EXERCISE DIRECTIONS
Look through the data and write out every line with the word "GeForce" in it.

═══ PROVIDED DATA ═══

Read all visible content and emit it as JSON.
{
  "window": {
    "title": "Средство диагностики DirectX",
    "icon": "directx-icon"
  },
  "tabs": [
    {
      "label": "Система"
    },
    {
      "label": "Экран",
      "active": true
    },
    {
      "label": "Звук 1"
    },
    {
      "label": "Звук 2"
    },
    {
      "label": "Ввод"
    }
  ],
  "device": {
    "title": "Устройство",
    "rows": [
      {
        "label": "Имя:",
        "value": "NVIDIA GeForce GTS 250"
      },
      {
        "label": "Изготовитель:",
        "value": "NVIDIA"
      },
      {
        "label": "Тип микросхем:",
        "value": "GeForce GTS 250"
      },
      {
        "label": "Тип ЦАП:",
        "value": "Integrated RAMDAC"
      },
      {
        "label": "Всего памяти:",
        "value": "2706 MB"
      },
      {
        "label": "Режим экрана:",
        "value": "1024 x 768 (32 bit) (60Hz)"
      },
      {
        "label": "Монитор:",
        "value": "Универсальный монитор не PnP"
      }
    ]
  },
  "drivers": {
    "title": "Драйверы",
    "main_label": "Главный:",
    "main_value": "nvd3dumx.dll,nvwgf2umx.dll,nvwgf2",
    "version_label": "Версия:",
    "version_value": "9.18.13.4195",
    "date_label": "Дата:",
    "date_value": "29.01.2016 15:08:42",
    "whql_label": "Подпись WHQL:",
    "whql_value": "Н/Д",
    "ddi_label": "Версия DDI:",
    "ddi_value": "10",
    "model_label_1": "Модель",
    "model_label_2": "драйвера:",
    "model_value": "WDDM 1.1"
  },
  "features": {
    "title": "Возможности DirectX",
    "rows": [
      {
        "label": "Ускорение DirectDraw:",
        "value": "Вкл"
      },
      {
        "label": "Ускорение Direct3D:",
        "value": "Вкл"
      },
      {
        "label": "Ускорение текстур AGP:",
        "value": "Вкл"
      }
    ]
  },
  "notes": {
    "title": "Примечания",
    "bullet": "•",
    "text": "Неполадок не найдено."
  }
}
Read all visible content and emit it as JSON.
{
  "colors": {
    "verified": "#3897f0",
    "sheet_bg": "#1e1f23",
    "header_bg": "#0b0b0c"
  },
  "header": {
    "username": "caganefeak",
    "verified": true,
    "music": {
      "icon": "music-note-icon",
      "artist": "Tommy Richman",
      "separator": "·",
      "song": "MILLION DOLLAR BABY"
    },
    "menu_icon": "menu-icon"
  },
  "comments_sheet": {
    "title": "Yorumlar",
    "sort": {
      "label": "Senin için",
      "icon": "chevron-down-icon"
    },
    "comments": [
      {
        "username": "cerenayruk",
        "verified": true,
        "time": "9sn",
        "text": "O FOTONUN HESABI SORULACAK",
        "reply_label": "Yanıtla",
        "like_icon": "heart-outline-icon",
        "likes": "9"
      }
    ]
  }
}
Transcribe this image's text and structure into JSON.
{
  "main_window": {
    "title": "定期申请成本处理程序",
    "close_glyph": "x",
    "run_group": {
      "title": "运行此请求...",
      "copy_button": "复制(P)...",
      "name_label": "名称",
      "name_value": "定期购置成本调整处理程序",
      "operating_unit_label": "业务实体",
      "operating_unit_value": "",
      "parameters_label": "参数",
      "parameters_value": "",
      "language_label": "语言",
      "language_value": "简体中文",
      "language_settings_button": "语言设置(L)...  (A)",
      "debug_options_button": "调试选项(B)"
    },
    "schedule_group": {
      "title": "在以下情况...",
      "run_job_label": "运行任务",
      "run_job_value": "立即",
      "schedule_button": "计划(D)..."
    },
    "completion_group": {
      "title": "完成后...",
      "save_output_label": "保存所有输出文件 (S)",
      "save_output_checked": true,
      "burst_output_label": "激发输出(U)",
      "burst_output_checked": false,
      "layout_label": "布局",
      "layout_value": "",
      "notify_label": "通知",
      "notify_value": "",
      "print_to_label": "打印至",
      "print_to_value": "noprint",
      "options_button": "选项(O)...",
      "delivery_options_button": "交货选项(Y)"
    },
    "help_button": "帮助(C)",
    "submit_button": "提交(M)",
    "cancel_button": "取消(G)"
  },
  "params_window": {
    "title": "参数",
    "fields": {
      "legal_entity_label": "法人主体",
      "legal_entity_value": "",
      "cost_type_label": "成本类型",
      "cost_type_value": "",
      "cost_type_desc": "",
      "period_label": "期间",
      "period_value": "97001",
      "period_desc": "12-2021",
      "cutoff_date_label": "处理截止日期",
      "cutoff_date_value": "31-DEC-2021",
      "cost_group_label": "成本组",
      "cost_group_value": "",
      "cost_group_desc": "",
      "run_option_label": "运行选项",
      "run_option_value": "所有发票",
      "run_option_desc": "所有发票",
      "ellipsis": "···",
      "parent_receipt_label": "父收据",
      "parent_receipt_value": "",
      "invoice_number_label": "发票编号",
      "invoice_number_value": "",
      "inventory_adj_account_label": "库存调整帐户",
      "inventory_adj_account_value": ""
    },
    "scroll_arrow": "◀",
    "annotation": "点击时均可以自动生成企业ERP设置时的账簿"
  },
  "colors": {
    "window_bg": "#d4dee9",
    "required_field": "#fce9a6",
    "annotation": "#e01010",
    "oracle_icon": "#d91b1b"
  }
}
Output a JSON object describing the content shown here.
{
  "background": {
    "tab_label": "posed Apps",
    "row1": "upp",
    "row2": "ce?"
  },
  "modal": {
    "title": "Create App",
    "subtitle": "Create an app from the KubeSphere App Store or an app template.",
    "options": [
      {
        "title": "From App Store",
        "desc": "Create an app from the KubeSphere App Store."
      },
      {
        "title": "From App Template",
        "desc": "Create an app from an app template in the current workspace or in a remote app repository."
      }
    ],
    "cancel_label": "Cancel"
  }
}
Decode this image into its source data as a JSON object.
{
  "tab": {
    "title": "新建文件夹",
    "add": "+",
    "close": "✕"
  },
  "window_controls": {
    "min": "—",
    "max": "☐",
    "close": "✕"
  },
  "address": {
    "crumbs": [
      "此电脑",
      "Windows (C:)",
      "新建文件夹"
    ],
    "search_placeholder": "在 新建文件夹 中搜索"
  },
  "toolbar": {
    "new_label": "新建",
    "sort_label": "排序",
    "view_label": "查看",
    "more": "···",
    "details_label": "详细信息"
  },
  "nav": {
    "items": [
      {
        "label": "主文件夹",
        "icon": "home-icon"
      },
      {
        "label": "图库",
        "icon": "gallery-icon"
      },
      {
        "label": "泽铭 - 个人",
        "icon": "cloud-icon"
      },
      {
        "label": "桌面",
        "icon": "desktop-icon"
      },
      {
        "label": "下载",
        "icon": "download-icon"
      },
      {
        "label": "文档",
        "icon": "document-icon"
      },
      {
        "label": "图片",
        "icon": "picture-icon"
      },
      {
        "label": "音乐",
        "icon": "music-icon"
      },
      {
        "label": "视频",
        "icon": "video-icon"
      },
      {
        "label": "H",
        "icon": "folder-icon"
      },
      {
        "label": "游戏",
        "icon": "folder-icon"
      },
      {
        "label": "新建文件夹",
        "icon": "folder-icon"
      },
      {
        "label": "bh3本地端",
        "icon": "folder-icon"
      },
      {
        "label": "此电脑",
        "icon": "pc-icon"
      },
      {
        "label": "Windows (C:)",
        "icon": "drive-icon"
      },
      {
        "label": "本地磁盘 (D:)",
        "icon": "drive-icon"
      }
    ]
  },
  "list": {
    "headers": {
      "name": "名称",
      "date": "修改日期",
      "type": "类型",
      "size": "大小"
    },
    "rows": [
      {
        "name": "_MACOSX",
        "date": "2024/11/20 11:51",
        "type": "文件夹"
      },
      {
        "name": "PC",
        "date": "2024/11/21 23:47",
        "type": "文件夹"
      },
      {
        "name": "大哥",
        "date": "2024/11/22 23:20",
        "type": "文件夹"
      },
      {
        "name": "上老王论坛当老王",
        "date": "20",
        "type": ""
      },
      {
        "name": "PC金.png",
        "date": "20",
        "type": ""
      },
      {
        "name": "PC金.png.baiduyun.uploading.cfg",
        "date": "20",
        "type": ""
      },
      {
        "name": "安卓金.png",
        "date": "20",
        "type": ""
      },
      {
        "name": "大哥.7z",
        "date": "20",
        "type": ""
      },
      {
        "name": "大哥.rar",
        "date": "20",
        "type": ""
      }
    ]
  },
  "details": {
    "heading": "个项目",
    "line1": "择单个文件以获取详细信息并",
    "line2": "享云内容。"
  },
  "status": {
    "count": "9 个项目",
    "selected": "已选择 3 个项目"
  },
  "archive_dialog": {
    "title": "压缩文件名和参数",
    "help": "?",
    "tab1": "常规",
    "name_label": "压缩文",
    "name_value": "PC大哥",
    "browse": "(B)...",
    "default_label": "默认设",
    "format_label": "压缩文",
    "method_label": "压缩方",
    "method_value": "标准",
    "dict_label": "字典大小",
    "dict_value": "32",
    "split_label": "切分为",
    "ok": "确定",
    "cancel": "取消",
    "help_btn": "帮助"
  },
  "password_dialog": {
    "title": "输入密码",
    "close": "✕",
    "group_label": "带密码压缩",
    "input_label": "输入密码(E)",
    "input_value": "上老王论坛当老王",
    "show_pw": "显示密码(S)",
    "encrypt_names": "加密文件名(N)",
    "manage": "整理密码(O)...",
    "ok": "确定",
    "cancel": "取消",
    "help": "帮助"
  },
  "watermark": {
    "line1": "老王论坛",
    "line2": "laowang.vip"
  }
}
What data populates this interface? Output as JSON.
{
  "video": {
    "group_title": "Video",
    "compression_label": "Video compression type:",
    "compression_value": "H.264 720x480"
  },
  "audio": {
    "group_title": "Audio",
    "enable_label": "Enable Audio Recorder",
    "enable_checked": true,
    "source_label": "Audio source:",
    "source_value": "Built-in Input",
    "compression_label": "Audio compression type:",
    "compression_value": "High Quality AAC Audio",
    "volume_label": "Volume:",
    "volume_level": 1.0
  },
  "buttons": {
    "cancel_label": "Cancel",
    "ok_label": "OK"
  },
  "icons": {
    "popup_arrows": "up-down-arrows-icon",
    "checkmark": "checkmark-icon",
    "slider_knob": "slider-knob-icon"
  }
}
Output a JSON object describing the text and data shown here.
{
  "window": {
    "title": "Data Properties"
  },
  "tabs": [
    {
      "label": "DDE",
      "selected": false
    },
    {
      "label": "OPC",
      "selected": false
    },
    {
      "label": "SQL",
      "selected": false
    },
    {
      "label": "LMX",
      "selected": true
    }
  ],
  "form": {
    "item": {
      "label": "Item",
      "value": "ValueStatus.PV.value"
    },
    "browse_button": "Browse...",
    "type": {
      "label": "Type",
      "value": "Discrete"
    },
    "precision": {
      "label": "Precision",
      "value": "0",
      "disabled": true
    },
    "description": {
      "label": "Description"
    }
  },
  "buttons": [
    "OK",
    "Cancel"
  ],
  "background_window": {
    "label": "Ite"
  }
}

═══

REPLY
        "value": "NVIDIA GeForce GTS 250"
        "value": "GeForce GTS 250"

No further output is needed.